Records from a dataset
START

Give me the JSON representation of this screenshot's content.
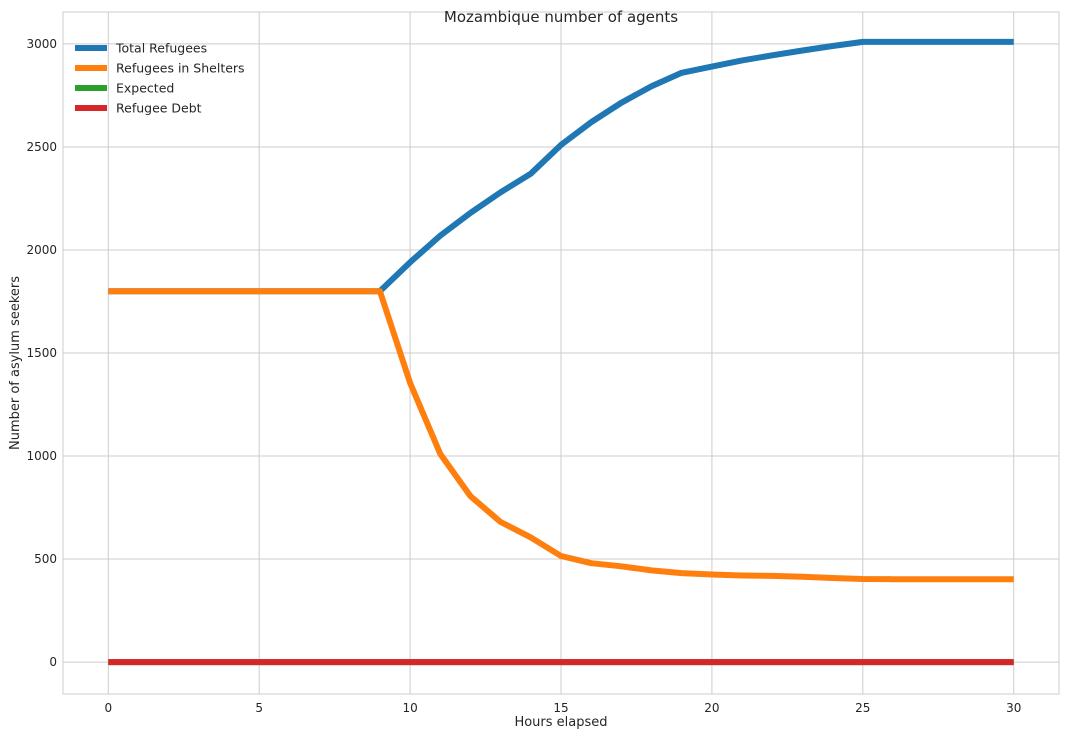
{
  "chart_data": {
    "type": "line",
    "title": "Mozambique number of agents",
    "xlabel": "Hours elapsed",
    "ylabel": "Number of asylum seekers",
    "xlim": [
      -1.5,
      31.5
    ],
    "ylim": [
      -155,
      3155
    ],
    "xticks": [
      0,
      5,
      10,
      15,
      20,
      25,
      30
    ],
    "yticks": [
      0,
      500,
      1000,
      1500,
      2000,
      2500,
      3000
    ],
    "grid": true,
    "legend_position": "top-left",
    "x": [
      0,
      1,
      2,
      3,
      4,
      5,
      6,
      7,
      8,
      9,
      10,
      11,
      12,
      13,
      14,
      15,
      16,
      17,
      18,
      19,
      20,
      21,
      22,
      23,
      24,
      25,
      26,
      27,
      28,
      29,
      30
    ],
    "series": [
      {
        "name": "Total Refugees",
        "color": "#1f77b4",
        "values": [
          1800,
          1800,
          1800,
          1800,
          1800,
          1800,
          1800,
          1800,
          1800,
          1800,
          1940,
          2070,
          2180,
          2280,
          2370,
          2510,
          2620,
          2715,
          2795,
          2860,
          2890,
          2920,
          2945,
          2968,
          2990,
          3010,
          3010,
          3010,
          3010,
          3010,
          3010
        ]
      },
      {
        "name": "Refugees in Shelters",
        "color": "#ff7f0e",
        "values": [
          1800,
          1800,
          1800,
          1800,
          1800,
          1800,
          1800,
          1800,
          1800,
          1800,
          1355,
          1010,
          805,
          680,
          605,
          515,
          480,
          465,
          445,
          432,
          425,
          420,
          418,
          414,
          408,
          403,
          402,
          402,
          402,
          402,
          402
        ]
      },
      {
        "name": "Expected",
        "color": "#2ca02c",
        "values": [
          0,
          0,
          0,
          0,
          0,
          0,
          0,
          0,
          0,
          0,
          0,
          0,
          0,
          0,
          0,
          0,
          0,
          0,
          0,
          0,
          0,
          0,
          0,
          0,
          0,
          0,
          0,
          0,
          0,
          0,
          0
        ]
      },
      {
        "name": "Refugee Debt",
        "color": "#d62728",
        "values": [
          0,
          0,
          0,
          0,
          0,
          0,
          0,
          0,
          0,
          0,
          0,
          0,
          0,
          0,
          0,
          0,
          0,
          0,
          0,
          0,
          0,
          0,
          0,
          0,
          0,
          0,
          0,
          0,
          0,
          0,
          0
        ]
      }
    ]
  }
}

END

> **Requirements**: Locate all lines holding the word "color", then copy them out.

> **Solution to the problem**:
        "color": "#1f77b4",
        "color": "#ff7f0e",
        "color": "#2ca02c",
        "color": "#d62728",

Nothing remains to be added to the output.